TO DO
Repeat all the material exactly; pictures stay out of your copy.

Stored records
┌────────

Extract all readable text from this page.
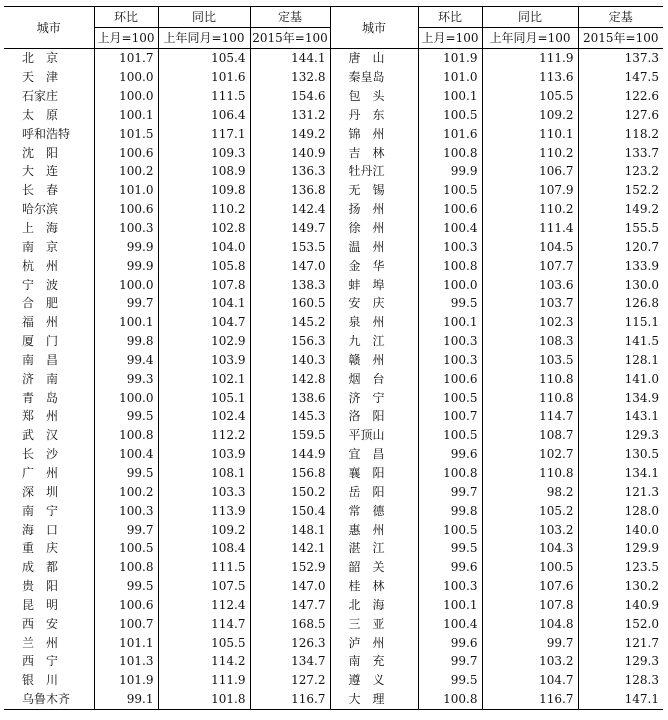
城市	环比	同比	定基	城市	环比	同比	定基
	上月=100	上年同月=100	2015年=100		上月=100	上年同月=100	2015年=100
北　京	101.7	105.4	144.1	唐　山	101.9	111.9	137.3
天　津	100.0	101.6	132.8	秦皇岛	101.0	113.6	147.5
石家庄	100.0	111.5	154.6	包　头	100.1	105.5	122.6
太　原	100.1	106.4	131.2	丹　东	100.5	109.2	127.6
呼和浩特	101.5	117.1	149.2	锦　州	101.6	110.1	118.2
沈　阳	100.6	109.3	140.9	吉　林	100.8	110.2	133.7
大　连	100.2	108.9	136.3	牡丹江	99.9	106.7	123.2
长　春	101.0	109.8	136.8	无　锡	100.5	107.9	152.2
哈尔滨	100.6	110.2	142.4	扬　州	100.6	110.2	149.2
上　海	100.3	102.8	149.7	徐　州	100.4	111.4	155.5
南　京	99.9	104.0	153.5	温　州	100.3	104.5	120.7
杭　州	99.9	105.8	147.0	金　华	100.8	107.7	133.9
宁　波	100.0	107.8	138.3	蚌　埠	100.0	103.6	130.0
合　肥	99.7	104.1	160.5	安　庆	99.5	103.7	126.8
福　州	100.1	104.7	145.2	泉　州	100.1	102.3	115.1
厦　门	99.8	102.9	156.3	九　江	100.3	108.3	141.5
南　昌	99.4	103.9	140.3	赣　州	100.3	103.5	128.1
济　南	99.3	102.1	142.8	烟　台	100.6	110.8	141.0
青　岛	100.0	105.1	138.6	济　宁	100.5	110.8	134.9
郑　州	99.5	102.4	145.3	洛　阳	100.7	114.7	143.1
武　汉	100.8	112.2	159.5	平顶山	100.5	108.7	129.3
长　沙	100.4	103.9	144.9	宜　昌	99.6	102.7	130.5
广　州	99.5	108.1	156.8	襄　阳	100.8	110.8	134.1
深　圳	100.2	103.3	150.2	岳　阳	99.7	98.2	121.3
南　宁	100.3	113.9	150.4	常　德	99.8	105.2	128.0
海　口	99.7	109.2	148.1	惠　州	100.5	103.2	140.0
重　庆	100.5	108.4	142.1	湛　江	99.5	104.3	129.9
成　都	100.8	111.5	152.9	韶　关	99.6	100.5	123.5
贵　阳	99.5	107.5	147.0	桂　林	100.3	107.6	130.2
昆　明	100.6	112.4	147.7	北　海	100.1	107.8	140.9
西　安	100.7	114.7	168.5	三　亚	100.4	104.8	152.0
兰　州	101.1	105.5	126.3	泸　州	99.6	99.7	121.7
西　宁	101.3	114.2	134.7	南　充	99.7	103.2	129.3
银　川	101.9	111.9	127.2	遵　义	99.5	104.7	128.3
乌鲁木齐	99.1	101.8	116.7	大　理	100.8	116.7	147.1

└────────

FULL RESPONSE
Extract all readable text from this page.
城市	环比	同比	定基	城市	环比	同比	定基
	上月=100	上年同月=100	2015年=100		上月=100	上年同月=100	2015年=100
北　京	101.7	105.4	144.1	唐　山	101.9	111.9	137.3
天　津	100.0	101.6	132.8	秦皇岛	101.0	113.6	147.5
石家庄	100.0	111.5	154.6	包　头	100.1	105.5	122.6
太　原	100.1	106.4	131.2	丹　东	100.5	109.2	127.6
呼和浩特	101.5	117.1	149.2	锦　州	101.6	110.1	118.2
沈　阳	100.6	109.3	140.9	吉　林	100.8	110.2	133.7
大　连	100.2	108.9	136.3	牡丹江	99.9	106.7	123.2
长　春	101.0	109.8	136.8	无　锡	100.5	107.9	152.2
哈尔滨	100.6	110.2	142.4	扬　州	100.6	110.2	149.2
上　海	100.3	102.8	149.7	徐　州	100.4	111.4	155.5
南　京	99.9	104.0	153.5	温　州	100.3	104.5	120.7
杭　州	99.9	105.8	147.0	金　华	100.8	107.7	133.9
宁　波	100.0	107.8	138.3	蚌　埠	100.0	103.6	130.0
合　肥	99.7	104.1	160.5	安　庆	99.5	103.7	126.8
福　州	100.1	104.7	145.2	泉　州	100.1	102.3	115.1
厦　门	99.8	102.9	156.3	九　江	100.3	108.3	141.5
南　昌	99.4	103.9	140.3	赣　州	100.3	103.5	128.1
济　南	99.3	102.1	142.8	烟　台	100.6	110.8	141.0
青　岛	100.0	105.1	138.6	济　宁	100.5	110.8	134.9
郑　州	99.5	102.4	145.3	洛　阳	100.7	114.7	143.1
武　汉	100.8	112.2	159.5	平顶山	100.5	108.7	129.3
长　沙	100.4	103.9	144.9	宜　昌	99.6	102.7	130.5
广　州	99.5	108.1	156.8	襄　阳	100.8	110.8	134.1
深　圳	100.2	103.3	150.2	岳　阳	99.7	98.2	121.3
南　宁	100.3	113.9	150.4	常　德	99.8	105.2	128.0
海　口	99.7	109.2	148.1	惠　州	100.5	103.2	140.0
重　庆	100.5	108.4	142.1	湛　江	99.5	104.3	129.9
成　都	100.8	111.5	152.9	韶　关	99.6	100.5	123.5
贵　阳	99.5	107.5	147.0	桂　林	100.3	107.6	130.2
昆　明	100.6	112.4	147.7	北　海	100.1	107.8	140.9
西　安	100.7	114.7	168.5	三　亚	100.4	104.8	152.0
兰　州	101.1	105.5	126.3	泸　州	99.6	99.7	121.7
西　宁	101.3	114.2	134.7	南　充	99.7	103.2	129.3
银　川	101.9	111.9	127.2	遵　义	99.5	104.7	128.3
乌鲁木齐	99.1	101.8	116.7	大　理	100.8	116.7	147.1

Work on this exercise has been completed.